● REQUEST: Output the records. Match them exactly.

======== DATA IN THIS EXERCISE ========

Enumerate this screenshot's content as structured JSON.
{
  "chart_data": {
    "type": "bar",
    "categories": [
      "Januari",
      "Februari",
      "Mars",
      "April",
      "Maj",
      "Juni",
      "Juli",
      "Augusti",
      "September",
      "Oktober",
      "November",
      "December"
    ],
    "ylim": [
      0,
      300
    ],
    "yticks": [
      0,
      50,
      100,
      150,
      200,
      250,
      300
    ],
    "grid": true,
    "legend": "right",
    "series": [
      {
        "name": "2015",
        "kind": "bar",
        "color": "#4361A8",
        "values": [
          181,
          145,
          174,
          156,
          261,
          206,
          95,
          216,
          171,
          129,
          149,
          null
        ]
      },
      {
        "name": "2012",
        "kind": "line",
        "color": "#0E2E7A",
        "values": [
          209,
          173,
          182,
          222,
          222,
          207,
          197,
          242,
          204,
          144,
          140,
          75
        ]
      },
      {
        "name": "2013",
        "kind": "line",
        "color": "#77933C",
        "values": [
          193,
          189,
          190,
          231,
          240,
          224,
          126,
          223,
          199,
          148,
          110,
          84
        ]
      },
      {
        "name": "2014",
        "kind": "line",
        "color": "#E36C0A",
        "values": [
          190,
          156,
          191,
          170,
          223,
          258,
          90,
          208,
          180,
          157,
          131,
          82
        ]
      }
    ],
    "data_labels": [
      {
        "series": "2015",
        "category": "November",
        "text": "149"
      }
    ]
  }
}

========

● PROBLEM SOLUTION:
Enumerate this screenshot's content as structured JSON.
{
  "chart_data": {
    "type": "bar",
    "categories": [
      "Januari",
      "Februari",
      "Mars",
      "April",
      "Maj",
      "Juni",
      "Juli",
      "Augusti",
      "September",
      "Oktober",
      "November",
      "December"
    ],
    "ylim": [
      0,
      300
    ],
    "yticks": [
      0,
      50,
      100,
      150,
      200,
      250,
      300
    ],
    "grid": true,
    "legend": "right",
    "series": [
      {
        "name": "2015",
        "kind": "bar",
        "color": "#4361A8",
        "values": [
          181,
          145,
          174,
          156,
          261,
          206,
          95,
          216,
          171,
          129,
          149,
          null
        ]
      },
      {
        "name": "2012",
        "kind": "line",
        "color": "#0E2E7A",
        "values": [
          209,
          173,
          182,
          222,
          222,
          207,
          197,
          242,
          204,
          144,
          140,
          75
        ]
      },
      {
        "name": "2013",
        "kind": "line",
        "color": "#77933C",
        "values": [
          193,
          189,
          190,
          231,
          240,
          224,
          126,
          223,
          199,
          148,
          110,
          84
        ]
      },
      {
        "name": "2014",
        "kind": "line",
        "color": "#E36C0A",
        "values": [
          190,
          156,
          191,
          170,
          223,
          258,
          90,
          208,
          180,
          157,
          131,
          82
        ]
      }
    ],
    "data_labels": [
      {
        "series": "2015",
        "category": "November",
        "text": "149"
      }
    ]
  }
}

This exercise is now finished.